Work instructions :: Go through the data below. List every line that holds the word "услуг".

Dataset rows:
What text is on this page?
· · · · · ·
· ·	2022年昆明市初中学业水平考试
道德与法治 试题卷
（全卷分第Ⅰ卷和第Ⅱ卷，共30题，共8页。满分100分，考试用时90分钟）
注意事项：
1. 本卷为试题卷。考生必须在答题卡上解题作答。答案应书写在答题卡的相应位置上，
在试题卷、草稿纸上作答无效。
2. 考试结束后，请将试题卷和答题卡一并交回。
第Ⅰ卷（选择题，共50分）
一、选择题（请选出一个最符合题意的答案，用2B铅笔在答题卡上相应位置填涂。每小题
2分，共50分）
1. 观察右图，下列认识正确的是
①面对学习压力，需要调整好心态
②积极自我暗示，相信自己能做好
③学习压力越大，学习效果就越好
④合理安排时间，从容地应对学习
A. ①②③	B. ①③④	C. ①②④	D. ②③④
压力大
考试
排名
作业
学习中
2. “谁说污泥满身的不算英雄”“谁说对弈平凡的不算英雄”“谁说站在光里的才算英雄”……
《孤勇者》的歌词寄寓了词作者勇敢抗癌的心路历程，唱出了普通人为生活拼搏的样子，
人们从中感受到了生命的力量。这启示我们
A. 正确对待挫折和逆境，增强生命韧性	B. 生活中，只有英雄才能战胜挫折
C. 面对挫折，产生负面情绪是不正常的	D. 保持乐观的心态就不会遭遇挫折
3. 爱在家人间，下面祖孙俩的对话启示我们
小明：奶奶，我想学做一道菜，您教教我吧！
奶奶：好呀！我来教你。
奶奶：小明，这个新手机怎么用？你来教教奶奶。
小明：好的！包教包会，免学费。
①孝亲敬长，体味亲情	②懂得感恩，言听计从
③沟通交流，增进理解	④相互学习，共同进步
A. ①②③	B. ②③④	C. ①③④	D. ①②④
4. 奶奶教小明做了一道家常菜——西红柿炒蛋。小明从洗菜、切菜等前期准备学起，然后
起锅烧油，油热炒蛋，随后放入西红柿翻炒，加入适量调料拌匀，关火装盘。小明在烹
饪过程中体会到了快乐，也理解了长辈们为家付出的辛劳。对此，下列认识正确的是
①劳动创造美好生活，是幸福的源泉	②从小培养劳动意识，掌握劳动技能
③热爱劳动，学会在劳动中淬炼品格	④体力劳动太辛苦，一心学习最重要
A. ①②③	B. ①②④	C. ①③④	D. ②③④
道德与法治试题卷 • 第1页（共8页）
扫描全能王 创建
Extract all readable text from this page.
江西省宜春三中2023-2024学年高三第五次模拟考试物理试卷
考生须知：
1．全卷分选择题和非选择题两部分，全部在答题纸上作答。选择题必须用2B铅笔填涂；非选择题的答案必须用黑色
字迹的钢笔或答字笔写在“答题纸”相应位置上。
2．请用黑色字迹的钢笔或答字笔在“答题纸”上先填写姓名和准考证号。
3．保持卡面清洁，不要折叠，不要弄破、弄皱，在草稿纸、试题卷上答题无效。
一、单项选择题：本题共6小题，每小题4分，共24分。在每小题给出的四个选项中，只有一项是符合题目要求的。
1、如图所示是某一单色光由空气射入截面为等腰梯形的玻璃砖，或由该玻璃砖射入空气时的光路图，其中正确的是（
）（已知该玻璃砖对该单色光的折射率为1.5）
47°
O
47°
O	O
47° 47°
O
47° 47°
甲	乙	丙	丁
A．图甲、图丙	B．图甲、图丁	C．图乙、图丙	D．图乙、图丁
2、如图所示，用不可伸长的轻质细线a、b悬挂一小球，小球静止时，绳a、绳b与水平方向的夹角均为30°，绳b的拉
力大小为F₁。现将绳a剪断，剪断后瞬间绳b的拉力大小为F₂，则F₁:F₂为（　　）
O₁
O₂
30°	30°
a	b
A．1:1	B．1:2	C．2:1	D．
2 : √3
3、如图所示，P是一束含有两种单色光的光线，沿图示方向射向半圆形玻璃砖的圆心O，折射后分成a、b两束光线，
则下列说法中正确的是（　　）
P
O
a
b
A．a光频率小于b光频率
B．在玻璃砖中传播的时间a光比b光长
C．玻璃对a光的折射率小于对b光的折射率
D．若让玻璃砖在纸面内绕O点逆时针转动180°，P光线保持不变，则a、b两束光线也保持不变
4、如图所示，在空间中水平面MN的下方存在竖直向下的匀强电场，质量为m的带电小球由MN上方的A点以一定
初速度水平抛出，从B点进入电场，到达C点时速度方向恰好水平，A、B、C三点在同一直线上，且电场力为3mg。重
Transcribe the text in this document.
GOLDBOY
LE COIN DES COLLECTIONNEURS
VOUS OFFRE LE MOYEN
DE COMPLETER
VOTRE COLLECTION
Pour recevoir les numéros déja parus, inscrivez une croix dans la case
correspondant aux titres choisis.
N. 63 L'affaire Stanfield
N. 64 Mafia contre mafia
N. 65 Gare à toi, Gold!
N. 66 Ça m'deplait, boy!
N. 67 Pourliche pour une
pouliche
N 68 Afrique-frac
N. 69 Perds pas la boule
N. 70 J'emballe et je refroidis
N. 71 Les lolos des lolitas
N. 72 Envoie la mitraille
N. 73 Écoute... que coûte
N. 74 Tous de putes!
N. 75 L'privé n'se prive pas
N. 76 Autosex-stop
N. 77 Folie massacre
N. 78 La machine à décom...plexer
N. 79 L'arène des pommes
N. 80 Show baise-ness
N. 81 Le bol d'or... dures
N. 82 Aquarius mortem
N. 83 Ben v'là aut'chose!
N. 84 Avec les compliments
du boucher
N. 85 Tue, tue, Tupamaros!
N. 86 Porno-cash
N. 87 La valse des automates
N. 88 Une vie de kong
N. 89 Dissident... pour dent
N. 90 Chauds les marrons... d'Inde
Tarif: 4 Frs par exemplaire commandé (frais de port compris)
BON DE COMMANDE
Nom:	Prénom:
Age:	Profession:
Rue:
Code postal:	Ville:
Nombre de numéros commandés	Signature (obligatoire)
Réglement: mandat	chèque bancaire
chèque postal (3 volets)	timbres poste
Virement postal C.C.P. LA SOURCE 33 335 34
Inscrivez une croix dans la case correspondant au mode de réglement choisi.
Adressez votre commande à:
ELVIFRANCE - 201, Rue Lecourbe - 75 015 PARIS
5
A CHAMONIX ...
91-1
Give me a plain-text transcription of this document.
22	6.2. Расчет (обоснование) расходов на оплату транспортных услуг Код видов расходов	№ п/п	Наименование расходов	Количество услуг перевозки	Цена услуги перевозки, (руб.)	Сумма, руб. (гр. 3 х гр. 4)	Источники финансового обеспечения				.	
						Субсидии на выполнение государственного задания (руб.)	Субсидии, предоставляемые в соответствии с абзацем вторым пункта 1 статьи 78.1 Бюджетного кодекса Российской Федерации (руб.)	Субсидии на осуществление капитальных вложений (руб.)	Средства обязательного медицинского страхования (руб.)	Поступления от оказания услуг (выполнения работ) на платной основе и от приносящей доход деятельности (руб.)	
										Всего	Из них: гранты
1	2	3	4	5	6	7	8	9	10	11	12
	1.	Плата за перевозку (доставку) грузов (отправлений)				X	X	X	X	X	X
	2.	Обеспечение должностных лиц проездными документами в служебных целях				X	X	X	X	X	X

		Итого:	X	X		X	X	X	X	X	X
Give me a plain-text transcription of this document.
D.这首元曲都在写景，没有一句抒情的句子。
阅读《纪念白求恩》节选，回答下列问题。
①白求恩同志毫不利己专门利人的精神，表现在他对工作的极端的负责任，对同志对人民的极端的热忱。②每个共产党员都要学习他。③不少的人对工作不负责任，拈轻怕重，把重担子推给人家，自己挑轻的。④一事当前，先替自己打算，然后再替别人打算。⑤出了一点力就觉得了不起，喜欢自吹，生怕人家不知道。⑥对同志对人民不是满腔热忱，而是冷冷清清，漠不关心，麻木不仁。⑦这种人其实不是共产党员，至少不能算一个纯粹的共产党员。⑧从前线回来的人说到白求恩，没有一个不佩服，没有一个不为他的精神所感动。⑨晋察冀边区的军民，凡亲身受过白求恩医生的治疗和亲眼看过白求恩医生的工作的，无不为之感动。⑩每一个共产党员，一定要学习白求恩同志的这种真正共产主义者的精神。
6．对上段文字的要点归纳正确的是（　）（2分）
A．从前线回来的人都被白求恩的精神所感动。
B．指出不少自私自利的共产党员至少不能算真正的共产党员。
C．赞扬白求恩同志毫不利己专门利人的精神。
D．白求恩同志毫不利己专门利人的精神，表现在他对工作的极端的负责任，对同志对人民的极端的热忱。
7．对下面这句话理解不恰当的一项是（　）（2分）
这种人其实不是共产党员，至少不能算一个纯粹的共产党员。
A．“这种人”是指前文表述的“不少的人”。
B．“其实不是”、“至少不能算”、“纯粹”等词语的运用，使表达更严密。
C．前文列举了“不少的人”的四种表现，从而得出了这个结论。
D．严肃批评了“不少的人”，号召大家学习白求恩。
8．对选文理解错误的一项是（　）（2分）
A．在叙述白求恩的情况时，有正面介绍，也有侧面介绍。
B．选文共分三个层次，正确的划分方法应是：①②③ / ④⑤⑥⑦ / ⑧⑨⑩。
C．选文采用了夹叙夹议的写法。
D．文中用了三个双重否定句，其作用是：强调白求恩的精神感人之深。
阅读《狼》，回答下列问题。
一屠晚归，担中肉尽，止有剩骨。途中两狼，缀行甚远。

Solution to the problem ::
22	6.2. Расчет (обоснование) расходов на оплату транспортных услуг Код видов расходов	№ п/п	Наименование расходов	Количество услуг перевозки	Цена услуги перевозки, (руб.)	Сумма, руб. (гр. 3 х гр. 4)	Источники финансового обеспечения				.	
						Субсидии на выполнение государственного задания (руб.)	Субсидии, предоставляемые в соответствии с абзацем вторым пункта 1 статьи 78.1 Бюджетного кодекса Российской Федерации (руб.)	Субсидии на осуществление капитальных вложений (руб.)	Средства обязательного медицинского страхования (руб.)	Поступления от оказания услуг (выполнения работ) на платной основе и от приносящей доход деятельности (руб.)	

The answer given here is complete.